Texto extraído:
━━━━━━━━━━━━━━━━━━━━
A de Manguinhos, a primeira do Brasil, abriu as portas em abril de 2010. Antes, era um galpão desativado de suprimentos do Exército, junto a uma praça ocupada por traficantes. Ganhou um prêmio na Bienal do Livro de 2011. Em dois anos e meio, recebeu quase 160 mil pessoas. Conta 105 mil consultas, 36.338 empréstimos e 5.230 carteirinhas. Tem um acervo de 26 mil livros e 1.205 DVDs.
Os números impressionam quem acha “biblioteca” uma coisa elitista, ainda mais em comunidades carentes de tudo, até de esgoto. O mais surpreendente é o conceito desses laboratórios culturais vivos, a sofisticação dos equipamentos e as instalações de Primeiro Mundo.
Em Manguinhos, bem ao lado da “Faixa de Gaza” de onde foram removidos há duas semanas dependentes de crack, vi um menino chegar só de bermuda, parar na porta e vestir a camisa para entrar sem ser advertido. Eles respeitam as regras. E se sentem respeitados, valorizados. Na Rocinha, onde uma instalação de pastilhas giratórias na parede conta, de maneira lúdica, a história da comunidade, uma das placas brancas faz a pergunta: “Qual a pessoa mais importante que já visitou nossa biblioteca-parque?” Viramos a placa e a resposta é...um espelho.
Nos jornais e na televisão, o que dá ibope são as prostitutas infantis da Rocinha, as refinarias de droga em Manguinhos e no Jacarezinho. Não interessa saber que a equipe da superintendente de Leitura e Conhecimento do Estado do Rio, Vera Saboya, é convidada a contar nossa experiência aos bibliotecários de Washington, Paris e Bogotá. Ninguém divulga que a Royal Shakespeare Company, da Inglaterra, envia representantes ao Rio para laboratórios de arte cênica com alunos e professores nas bibliotecas-parque.
“A gente não faz educação formal, não somos escolas”, diz Vera. “Mas estamos desenvolvendo novas formas de educar crianças, jovens e adultos através da arte e da inclusão digital. Sem preconceito com o leitor, com sua classe social, se estuda ou não, se é operário, se chegou ou não à universidade. Ele encontra aqui de tudo – de livros sobre a Grécia Antiga até o best-seller mais vendido. Qualquer um deveria ter acesso a todo tipo de conhecimento, do popular ao erudito.”
━━━━━━━━━━━━━━━━━━━━
Linhas de um conjunto de dados de layout:

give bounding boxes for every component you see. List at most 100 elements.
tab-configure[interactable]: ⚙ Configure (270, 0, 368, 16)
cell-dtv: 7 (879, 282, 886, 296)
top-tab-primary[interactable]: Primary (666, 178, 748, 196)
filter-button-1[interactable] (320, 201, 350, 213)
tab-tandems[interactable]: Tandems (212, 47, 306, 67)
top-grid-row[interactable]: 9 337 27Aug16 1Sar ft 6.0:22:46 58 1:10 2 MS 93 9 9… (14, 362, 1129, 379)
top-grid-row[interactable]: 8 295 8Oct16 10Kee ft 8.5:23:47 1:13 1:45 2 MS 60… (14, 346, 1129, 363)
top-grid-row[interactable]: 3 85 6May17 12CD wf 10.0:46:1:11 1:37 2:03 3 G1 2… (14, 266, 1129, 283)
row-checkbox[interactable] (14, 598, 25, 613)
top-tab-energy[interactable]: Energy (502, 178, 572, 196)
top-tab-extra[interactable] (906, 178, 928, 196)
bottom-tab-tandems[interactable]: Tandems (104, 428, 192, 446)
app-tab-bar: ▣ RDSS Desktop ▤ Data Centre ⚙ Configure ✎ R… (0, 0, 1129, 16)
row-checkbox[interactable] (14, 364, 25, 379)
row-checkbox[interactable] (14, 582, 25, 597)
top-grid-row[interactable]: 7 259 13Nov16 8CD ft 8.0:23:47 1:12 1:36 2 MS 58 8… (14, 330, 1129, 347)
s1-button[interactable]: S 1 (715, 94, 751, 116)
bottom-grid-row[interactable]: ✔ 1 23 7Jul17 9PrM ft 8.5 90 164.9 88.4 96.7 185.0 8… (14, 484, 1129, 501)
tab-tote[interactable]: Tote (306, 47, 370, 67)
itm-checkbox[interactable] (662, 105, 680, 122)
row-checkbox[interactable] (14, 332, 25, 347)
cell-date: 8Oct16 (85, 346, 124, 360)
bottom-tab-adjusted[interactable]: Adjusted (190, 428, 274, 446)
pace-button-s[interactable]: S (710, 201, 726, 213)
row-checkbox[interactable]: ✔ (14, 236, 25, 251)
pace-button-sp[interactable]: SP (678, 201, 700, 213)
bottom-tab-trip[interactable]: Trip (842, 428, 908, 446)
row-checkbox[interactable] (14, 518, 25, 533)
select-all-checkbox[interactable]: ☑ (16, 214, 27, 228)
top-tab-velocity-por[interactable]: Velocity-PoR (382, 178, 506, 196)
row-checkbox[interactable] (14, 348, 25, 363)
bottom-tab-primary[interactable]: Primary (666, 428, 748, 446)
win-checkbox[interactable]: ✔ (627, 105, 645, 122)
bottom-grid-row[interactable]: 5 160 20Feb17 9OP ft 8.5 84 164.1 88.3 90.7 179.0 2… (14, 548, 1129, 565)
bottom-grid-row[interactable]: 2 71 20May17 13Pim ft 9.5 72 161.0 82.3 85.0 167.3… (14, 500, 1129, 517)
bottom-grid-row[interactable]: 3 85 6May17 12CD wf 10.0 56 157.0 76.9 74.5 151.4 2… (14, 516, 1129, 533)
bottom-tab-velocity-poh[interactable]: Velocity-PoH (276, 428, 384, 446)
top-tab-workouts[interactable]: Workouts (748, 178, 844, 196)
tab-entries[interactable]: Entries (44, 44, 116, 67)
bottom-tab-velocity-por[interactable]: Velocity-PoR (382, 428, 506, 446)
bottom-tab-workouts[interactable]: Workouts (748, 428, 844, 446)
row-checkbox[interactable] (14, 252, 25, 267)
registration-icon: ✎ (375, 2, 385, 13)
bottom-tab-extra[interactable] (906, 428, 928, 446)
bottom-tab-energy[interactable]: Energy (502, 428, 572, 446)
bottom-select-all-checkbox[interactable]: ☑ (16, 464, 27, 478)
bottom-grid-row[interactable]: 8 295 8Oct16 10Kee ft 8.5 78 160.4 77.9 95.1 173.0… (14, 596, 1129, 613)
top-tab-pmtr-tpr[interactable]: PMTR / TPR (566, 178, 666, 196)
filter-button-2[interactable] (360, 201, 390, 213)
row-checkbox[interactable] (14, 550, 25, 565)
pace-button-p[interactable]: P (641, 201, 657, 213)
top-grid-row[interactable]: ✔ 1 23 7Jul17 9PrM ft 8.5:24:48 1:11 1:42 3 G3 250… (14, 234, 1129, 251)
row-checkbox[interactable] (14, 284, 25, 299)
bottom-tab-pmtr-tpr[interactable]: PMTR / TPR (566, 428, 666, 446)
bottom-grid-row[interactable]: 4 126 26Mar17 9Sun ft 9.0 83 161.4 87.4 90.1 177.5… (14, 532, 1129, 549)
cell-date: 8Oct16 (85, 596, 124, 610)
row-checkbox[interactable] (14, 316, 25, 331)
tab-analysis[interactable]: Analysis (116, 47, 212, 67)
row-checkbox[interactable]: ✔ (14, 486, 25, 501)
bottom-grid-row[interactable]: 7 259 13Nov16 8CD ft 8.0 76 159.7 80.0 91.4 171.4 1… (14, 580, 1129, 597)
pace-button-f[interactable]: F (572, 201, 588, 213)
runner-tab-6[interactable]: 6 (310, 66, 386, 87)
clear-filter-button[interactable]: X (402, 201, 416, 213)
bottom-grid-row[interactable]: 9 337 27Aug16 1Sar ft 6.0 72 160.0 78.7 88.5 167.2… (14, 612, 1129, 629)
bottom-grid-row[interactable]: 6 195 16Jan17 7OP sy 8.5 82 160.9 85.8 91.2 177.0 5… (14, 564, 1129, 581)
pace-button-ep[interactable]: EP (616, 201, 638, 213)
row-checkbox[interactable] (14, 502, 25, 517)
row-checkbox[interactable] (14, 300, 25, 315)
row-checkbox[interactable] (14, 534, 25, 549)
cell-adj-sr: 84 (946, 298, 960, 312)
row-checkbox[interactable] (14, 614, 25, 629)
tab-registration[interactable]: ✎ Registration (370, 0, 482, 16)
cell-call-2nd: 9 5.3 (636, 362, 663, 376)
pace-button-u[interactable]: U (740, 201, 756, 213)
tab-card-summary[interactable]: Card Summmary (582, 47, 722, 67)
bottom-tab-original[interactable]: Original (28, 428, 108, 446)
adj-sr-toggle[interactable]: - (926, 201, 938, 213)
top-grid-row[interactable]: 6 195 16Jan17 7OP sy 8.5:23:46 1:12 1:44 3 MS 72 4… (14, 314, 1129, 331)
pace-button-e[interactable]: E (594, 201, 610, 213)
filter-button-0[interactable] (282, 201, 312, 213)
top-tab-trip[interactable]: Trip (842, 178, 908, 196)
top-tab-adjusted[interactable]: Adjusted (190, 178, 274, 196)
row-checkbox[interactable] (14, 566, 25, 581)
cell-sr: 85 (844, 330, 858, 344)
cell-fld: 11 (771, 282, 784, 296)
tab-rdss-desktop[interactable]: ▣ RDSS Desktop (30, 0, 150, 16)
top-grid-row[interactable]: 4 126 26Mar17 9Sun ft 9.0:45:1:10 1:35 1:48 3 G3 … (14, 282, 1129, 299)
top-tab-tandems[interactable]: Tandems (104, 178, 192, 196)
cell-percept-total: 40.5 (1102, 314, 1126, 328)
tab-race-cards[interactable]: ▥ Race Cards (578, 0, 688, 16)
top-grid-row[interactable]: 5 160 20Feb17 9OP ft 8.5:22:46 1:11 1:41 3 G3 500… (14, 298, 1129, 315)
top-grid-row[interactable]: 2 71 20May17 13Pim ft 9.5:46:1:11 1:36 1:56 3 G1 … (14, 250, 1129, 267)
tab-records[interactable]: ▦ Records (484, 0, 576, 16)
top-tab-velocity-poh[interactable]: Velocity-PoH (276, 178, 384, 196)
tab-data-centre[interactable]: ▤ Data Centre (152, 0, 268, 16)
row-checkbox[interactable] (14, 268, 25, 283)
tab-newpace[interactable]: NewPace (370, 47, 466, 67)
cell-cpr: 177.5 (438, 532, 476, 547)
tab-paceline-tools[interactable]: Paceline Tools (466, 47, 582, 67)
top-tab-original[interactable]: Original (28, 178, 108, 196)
━━━━━━━━━━━━━━━━━━━━
Tarefa 1: No texto sobre as bibliotecas-parque, copie tal e qual tudo o que vai de "Em Manguinhos, bem" até "resposta é...um espelho.".
Tarefa 2: Resuma em tópicos o parágrafo do texto sobre as bibliotecas-parque que começa com "Nos jornais e na televisão", mantendo os fatos principais.
Tarefa 3: Escreva a continuação do texto sobre as bibliotecas-parque, começando logo depois da última frase.

Resultado 1:
Em Manguinhos, bem ao lado da “Faixa de Gaza” de onde foram removidos há duas semanas dependentes de crack, vi um menino chegar só de bermuda, parar na porta e vestir a camisa para entrar sem ser advertido. Eles respeitam as regras. E se sentem respeitados, valorizados. Na Rocinha, onde uma instalação de pastilhas giratórias na parede conta, de maneira lúdica, a história da comunidade, uma das placas brancas faz a pergunta: “Qual a pessoa mais importante que já visitou nossa biblioteca-parque?” Viramos a placa e a resposta é...um espelho.

Resultado 2:
- Jornais e TV dão destaque às prostitutas infantis da Rocinha e às refinarias de droga em Manguinhos e no Jacarezinho.
- Não mostram que a equipe de Vera Saboya, superintendente de Leitura e Conhecimento do Estado do Rio, é convidada a contar a experiência a bibliotecários de Washington, Paris e Bogotá.
- Também não divulgam que a Royal Shakespeare Company, da Inglaterra, manda representantes ao Rio para laboratórios de arte cênica com alunos e professores nas bibliotecas-parque.

Resultado 3:
A secretária de Cultura do Estado, Adriana Rattes, diz que foi proposital chamar os centros culturais de bibliotecas. “Num país onde se lê tão pouco, não há nada mais revolucionário e inovador do que investir em algo assim. Chamamos de Biblioteca, com letra maiúscula.” E é um “parque”, para mostrar que a aventura do conhecimento pode se dar num espaço propício ao encontro, à troca, ao prazer e ao lazer.
“O que dá gosto aqui”, diz Adriana, “é ver namorados, ou pais com filhos, ou crianças com avós frequentando a Biblioteca aos sábados e domingos, com seus saraus de poesia, cineclube, desfiles de moda e grupos de teatro.” A próxima biblioteca-parque será no alto do teleférico do Complexo do Alemão.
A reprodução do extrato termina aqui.